WRITTEN EXERCISE => Count the lines that include the string "Petrus", and give only that number.

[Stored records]

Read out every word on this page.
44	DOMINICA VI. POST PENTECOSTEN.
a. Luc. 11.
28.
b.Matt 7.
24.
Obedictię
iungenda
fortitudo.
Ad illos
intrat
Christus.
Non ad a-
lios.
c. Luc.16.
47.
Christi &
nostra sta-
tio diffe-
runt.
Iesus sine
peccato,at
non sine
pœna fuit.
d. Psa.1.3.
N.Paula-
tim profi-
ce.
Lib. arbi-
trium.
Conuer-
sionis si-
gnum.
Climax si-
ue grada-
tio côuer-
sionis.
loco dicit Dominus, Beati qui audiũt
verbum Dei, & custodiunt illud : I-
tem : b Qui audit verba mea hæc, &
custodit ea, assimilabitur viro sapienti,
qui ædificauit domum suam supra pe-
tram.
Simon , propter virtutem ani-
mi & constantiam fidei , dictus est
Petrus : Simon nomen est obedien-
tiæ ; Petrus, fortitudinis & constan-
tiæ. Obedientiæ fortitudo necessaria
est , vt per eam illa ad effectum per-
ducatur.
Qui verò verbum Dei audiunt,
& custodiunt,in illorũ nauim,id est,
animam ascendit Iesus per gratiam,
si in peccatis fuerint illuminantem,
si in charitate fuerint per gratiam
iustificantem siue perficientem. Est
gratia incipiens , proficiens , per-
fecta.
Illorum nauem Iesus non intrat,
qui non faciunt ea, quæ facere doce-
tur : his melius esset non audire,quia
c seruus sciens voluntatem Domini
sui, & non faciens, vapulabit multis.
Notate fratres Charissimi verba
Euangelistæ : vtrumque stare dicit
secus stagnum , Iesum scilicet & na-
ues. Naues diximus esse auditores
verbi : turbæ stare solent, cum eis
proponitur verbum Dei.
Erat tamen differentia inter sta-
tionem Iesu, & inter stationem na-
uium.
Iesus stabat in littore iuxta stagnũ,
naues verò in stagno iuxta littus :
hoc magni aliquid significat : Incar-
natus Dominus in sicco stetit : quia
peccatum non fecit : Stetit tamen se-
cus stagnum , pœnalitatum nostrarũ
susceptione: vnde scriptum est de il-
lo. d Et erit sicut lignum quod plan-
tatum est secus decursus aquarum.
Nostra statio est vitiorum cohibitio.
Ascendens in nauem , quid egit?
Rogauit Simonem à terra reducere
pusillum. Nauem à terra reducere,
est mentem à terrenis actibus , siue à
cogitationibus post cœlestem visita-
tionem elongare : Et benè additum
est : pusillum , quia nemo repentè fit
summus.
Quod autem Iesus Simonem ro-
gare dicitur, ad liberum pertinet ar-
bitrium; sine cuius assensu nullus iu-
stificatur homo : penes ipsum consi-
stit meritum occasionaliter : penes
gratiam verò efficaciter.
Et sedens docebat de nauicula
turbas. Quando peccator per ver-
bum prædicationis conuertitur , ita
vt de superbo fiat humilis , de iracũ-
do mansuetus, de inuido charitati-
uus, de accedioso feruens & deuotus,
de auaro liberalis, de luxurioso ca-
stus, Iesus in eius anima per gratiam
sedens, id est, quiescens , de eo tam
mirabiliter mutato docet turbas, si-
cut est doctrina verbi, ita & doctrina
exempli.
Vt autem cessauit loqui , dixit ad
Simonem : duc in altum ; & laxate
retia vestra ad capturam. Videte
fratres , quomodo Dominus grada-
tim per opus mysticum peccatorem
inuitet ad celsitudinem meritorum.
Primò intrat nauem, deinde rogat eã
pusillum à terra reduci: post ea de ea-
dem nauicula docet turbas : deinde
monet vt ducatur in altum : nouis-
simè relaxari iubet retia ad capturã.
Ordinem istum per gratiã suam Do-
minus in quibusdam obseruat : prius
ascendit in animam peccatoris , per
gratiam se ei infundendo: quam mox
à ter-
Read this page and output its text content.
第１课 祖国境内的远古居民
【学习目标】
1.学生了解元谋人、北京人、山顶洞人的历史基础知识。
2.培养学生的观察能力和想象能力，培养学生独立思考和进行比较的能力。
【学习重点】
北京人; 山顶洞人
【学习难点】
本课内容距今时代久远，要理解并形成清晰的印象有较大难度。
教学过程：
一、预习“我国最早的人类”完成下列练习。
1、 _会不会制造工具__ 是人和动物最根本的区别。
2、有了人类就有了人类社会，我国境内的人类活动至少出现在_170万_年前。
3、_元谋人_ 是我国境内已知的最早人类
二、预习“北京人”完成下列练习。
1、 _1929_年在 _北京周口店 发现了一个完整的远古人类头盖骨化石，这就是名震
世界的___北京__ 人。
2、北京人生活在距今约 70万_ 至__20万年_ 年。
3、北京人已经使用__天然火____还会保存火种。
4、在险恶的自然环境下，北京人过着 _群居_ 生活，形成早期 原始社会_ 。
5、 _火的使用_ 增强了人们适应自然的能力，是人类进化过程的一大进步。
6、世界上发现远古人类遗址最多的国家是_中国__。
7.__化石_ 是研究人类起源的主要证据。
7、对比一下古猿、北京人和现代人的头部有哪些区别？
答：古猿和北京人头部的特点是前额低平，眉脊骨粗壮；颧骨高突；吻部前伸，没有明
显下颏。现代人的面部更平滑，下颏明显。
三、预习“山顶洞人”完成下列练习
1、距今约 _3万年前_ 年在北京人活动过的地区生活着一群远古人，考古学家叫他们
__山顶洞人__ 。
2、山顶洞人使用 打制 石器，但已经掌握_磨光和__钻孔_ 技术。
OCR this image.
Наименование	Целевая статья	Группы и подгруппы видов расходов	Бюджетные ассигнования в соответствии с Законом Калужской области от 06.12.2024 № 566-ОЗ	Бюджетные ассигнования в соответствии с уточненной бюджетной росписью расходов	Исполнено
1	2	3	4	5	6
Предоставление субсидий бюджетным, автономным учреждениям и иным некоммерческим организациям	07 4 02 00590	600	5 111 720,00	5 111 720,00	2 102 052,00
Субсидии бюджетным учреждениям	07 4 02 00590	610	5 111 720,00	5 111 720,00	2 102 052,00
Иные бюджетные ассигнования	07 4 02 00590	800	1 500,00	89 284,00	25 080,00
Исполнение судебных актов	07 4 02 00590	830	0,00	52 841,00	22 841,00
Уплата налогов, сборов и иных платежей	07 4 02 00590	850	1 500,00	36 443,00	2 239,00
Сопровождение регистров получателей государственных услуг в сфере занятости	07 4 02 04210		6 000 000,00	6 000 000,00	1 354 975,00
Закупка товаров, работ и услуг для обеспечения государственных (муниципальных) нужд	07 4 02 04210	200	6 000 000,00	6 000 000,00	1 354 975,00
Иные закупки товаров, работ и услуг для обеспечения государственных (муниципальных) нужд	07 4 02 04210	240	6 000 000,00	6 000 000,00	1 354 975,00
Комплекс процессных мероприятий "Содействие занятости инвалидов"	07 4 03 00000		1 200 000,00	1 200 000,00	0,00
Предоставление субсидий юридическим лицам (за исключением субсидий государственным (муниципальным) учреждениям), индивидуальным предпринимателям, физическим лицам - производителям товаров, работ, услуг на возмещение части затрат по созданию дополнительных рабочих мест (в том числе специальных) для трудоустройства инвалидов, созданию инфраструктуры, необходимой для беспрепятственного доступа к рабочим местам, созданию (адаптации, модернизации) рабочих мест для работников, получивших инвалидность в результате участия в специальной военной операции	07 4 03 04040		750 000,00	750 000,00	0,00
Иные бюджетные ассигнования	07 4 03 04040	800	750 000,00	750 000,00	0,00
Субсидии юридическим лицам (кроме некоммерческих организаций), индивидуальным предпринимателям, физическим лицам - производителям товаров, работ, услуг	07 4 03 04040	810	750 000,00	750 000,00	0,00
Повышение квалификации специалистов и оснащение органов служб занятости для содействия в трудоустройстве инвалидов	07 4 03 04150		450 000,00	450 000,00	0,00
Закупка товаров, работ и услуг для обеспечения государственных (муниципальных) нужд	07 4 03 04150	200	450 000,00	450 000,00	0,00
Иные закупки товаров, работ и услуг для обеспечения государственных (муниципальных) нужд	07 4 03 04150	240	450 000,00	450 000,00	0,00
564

SOLUTION FOR THIS TASK => 2